**Problem description:**
Gather all lines in the data that hold the string "model".

**Entries from a visual dataset:**
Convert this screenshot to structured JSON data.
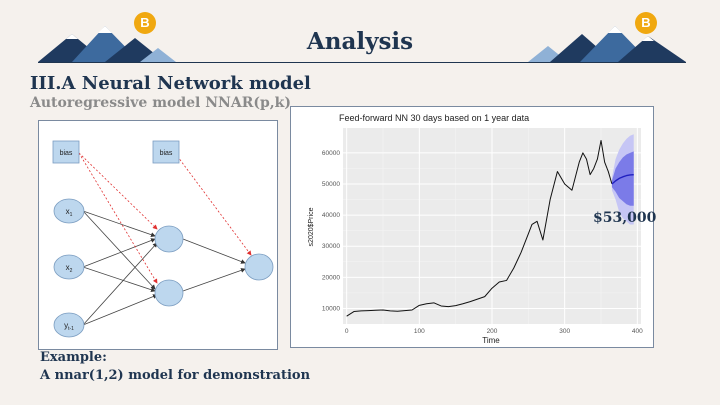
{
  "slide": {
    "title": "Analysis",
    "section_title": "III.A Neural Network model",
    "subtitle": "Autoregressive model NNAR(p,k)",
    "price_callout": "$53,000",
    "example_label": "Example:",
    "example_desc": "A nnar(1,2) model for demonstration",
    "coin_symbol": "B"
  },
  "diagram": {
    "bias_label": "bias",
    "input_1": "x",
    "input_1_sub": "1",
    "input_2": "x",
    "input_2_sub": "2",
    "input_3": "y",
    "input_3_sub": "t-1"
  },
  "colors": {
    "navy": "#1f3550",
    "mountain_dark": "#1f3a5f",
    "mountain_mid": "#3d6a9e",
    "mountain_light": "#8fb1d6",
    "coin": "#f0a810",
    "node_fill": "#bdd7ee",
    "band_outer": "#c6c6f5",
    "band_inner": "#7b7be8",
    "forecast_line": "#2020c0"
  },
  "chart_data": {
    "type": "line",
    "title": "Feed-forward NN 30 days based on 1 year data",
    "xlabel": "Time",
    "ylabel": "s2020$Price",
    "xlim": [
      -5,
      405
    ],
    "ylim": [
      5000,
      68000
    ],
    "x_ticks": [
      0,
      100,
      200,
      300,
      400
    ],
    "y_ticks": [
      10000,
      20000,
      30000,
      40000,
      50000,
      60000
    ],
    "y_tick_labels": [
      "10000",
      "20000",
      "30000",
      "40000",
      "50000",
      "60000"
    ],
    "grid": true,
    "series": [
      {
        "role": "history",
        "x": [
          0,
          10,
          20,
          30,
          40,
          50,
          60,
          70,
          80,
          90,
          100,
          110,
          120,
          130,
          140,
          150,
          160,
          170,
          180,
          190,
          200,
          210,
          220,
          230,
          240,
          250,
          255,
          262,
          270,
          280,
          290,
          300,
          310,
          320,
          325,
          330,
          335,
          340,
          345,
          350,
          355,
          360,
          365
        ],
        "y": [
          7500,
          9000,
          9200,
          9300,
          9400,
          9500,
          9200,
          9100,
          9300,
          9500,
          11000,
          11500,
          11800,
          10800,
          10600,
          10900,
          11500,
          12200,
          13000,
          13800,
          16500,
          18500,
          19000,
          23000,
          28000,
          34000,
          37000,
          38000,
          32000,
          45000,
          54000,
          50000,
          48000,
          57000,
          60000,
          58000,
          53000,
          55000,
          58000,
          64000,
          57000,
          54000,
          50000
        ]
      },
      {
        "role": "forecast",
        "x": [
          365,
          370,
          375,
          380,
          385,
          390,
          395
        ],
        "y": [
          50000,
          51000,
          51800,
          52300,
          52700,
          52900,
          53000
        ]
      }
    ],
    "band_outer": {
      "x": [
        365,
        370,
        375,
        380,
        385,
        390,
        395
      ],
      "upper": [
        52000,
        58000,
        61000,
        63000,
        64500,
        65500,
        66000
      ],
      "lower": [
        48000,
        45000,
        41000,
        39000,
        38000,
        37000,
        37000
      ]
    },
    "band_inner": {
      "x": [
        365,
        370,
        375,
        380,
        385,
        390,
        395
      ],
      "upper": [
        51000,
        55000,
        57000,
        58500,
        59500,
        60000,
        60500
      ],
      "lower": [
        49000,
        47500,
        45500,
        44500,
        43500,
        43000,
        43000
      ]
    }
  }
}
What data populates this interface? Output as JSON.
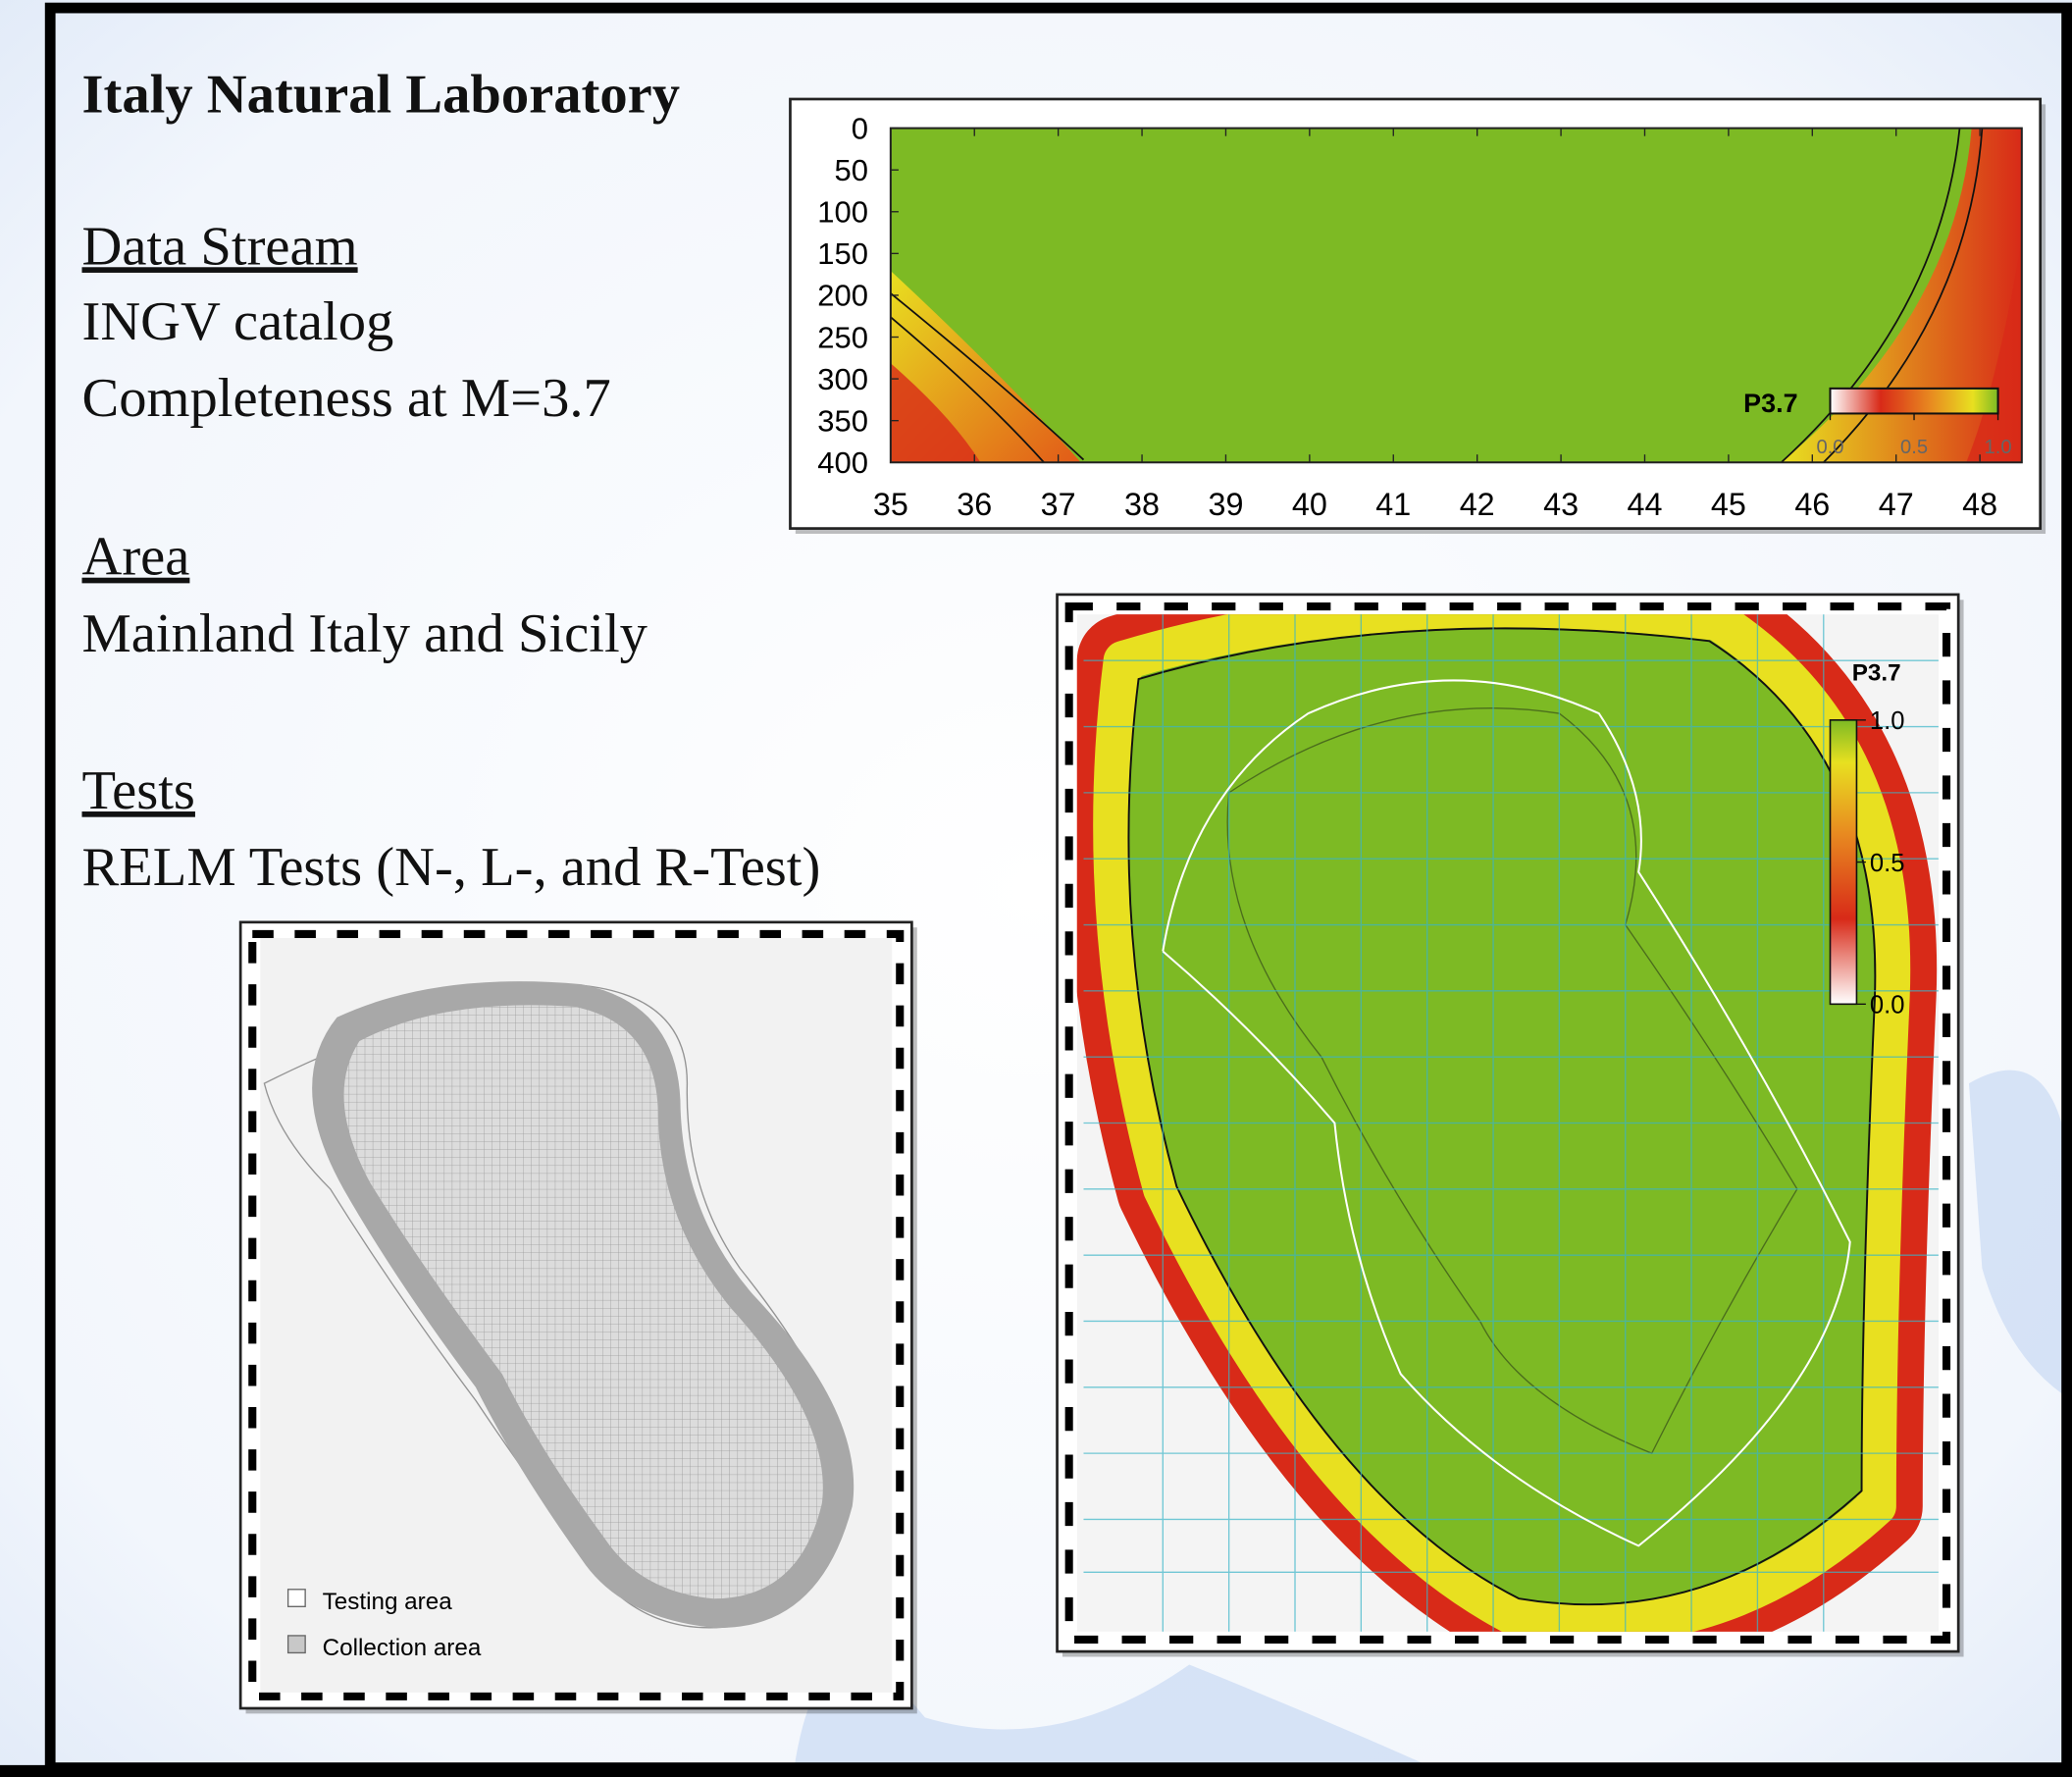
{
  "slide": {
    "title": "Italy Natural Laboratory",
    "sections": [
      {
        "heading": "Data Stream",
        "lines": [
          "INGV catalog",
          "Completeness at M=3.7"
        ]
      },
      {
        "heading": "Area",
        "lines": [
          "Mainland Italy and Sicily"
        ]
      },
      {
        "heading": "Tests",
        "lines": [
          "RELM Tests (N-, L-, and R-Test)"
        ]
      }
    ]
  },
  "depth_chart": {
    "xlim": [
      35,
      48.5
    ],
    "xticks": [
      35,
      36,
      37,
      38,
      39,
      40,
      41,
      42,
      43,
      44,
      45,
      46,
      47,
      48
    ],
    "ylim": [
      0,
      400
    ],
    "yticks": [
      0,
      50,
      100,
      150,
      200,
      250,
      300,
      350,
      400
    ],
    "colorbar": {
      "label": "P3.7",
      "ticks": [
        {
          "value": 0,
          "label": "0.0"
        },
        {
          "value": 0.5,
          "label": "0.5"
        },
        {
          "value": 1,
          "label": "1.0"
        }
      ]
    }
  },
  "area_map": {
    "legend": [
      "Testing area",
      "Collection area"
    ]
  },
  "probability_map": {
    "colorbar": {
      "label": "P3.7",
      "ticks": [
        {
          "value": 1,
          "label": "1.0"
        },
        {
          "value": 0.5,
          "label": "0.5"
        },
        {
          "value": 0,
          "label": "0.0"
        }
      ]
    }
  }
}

---

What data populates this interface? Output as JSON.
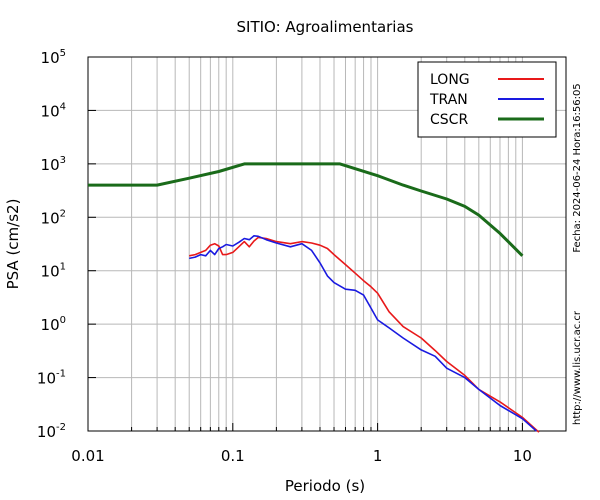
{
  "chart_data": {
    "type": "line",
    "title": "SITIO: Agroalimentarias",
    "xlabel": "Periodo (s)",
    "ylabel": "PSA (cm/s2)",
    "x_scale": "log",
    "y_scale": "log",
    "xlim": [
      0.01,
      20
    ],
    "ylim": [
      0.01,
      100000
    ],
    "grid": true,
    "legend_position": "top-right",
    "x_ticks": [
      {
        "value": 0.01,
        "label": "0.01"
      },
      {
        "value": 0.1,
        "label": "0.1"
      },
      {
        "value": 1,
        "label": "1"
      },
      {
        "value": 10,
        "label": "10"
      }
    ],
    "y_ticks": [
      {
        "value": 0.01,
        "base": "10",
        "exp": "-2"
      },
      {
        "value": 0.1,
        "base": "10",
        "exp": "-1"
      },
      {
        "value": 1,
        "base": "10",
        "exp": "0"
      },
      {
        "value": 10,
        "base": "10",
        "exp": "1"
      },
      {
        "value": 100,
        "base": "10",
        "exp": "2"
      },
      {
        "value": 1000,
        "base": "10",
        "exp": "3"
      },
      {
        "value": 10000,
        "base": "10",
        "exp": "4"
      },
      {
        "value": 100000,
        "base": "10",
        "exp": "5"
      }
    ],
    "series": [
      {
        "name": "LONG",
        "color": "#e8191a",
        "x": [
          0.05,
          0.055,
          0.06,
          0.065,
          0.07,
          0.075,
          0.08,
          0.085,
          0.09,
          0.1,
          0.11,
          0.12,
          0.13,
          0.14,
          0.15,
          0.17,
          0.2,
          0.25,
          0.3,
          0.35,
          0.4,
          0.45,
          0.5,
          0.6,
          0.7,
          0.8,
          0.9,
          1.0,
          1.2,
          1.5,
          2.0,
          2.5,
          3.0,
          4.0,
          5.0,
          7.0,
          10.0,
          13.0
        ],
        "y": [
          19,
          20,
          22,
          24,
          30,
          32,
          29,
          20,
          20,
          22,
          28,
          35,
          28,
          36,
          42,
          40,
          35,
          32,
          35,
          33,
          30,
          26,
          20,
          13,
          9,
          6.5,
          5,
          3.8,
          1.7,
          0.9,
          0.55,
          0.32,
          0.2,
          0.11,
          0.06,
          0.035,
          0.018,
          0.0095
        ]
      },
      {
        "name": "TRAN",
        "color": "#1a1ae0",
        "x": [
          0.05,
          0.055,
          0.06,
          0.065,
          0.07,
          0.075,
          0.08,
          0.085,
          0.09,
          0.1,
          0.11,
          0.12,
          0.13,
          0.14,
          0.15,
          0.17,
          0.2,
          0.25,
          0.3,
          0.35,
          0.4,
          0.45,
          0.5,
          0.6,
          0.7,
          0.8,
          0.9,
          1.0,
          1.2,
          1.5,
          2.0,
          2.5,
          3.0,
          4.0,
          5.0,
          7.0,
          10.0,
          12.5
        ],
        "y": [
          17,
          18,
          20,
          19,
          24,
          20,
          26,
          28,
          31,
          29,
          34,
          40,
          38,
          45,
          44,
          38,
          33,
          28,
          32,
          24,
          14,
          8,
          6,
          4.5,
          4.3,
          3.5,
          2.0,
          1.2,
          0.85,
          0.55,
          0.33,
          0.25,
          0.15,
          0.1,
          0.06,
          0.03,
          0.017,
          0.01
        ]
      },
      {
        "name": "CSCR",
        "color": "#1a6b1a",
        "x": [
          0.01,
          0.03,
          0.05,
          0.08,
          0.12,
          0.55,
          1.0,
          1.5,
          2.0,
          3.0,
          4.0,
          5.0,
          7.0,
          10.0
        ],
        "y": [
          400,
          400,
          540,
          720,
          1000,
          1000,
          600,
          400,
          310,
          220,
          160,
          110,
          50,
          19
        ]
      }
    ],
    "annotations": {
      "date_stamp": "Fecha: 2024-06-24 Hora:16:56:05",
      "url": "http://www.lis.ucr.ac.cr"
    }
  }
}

**Solution for this exercise:**
    "section_title": "III.A Neural Network model",
    "subtitle": "Autoregressive model NNAR(p,k)",
    "example_desc": "A nnar(1,2) model for demonstration",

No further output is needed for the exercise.